• [What the exercise asks]: Restate each line word for word. Leave out every picture.

(Data excerpts)
##########

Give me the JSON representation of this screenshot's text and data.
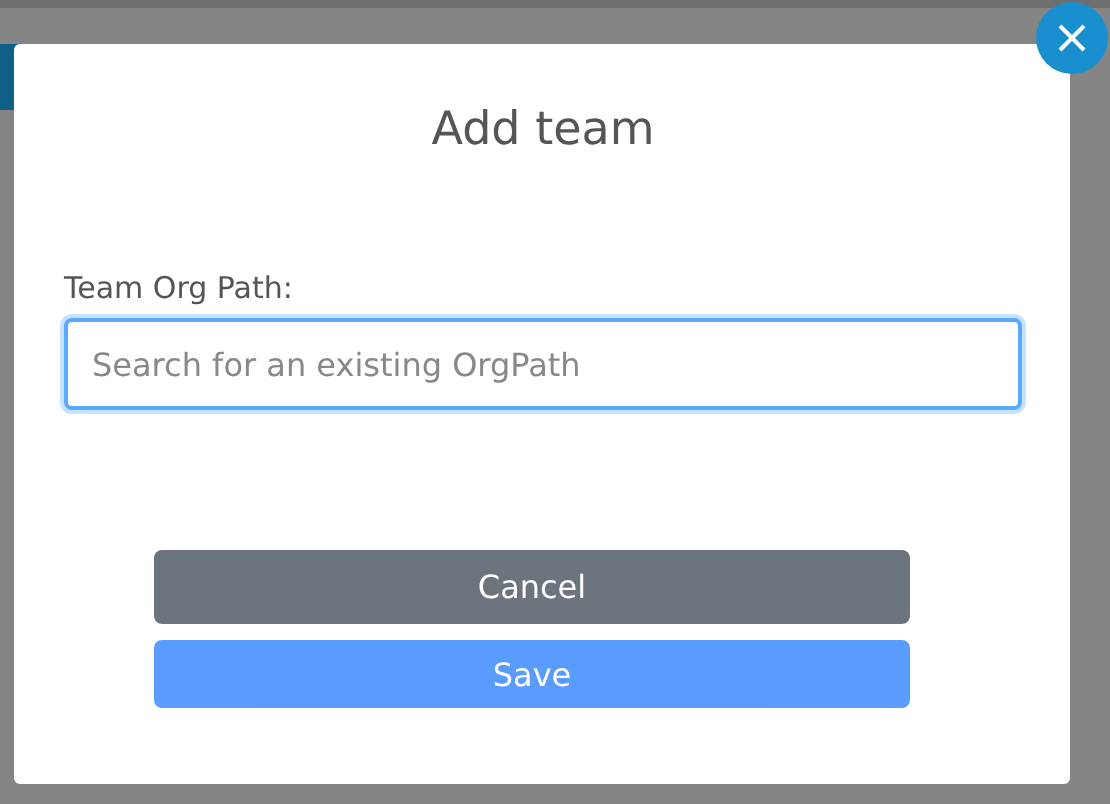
{
  "dialog": {
    "title": "Add team",
    "field": {
      "label": "Team Org Path:",
      "placeholder": "Search for an existing OrgPath",
      "focused": true
    },
    "buttons": [
      {
        "label": "Cancel",
        "kind": "secondary",
        "disabled": false
      },
      {
        "label": "Save",
        "kind": "primary",
        "disabled": true
      }
    ]
  }
}
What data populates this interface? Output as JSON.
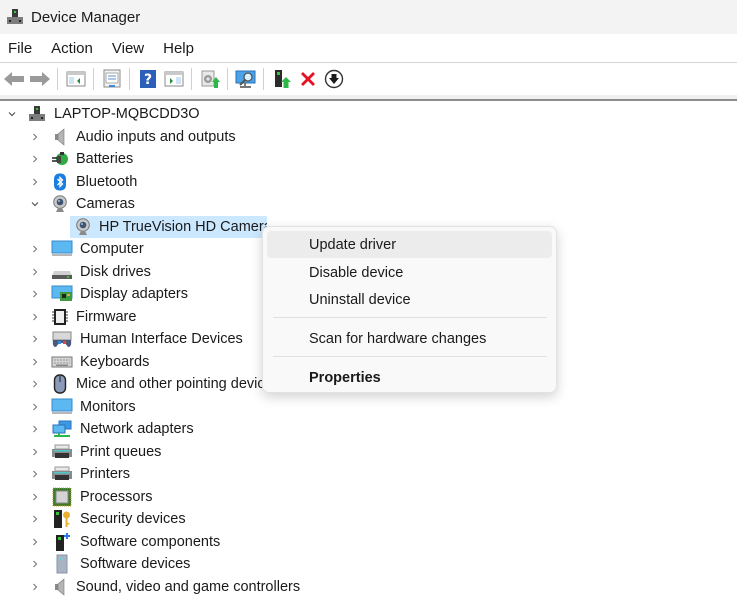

##########

• [Task result]:
Give me the JSON representation of this screenshot's text and data.
{
  "dialog": {
    "title": "Add team",
    "field": {
      "label": "Team Org Path:",
      "placeholder": "Search for an existing OrgPath",
      "focused": true
    },
    "buttons": [
      {
        "label": "Cancel",
        "kind": "secondary",
        "disabled": false
      },
      {
        "label": "Save",
        "kind": "primary",
        "disabled": true
      }
    ]
  }
}
What data populates this interface? Output as JSON.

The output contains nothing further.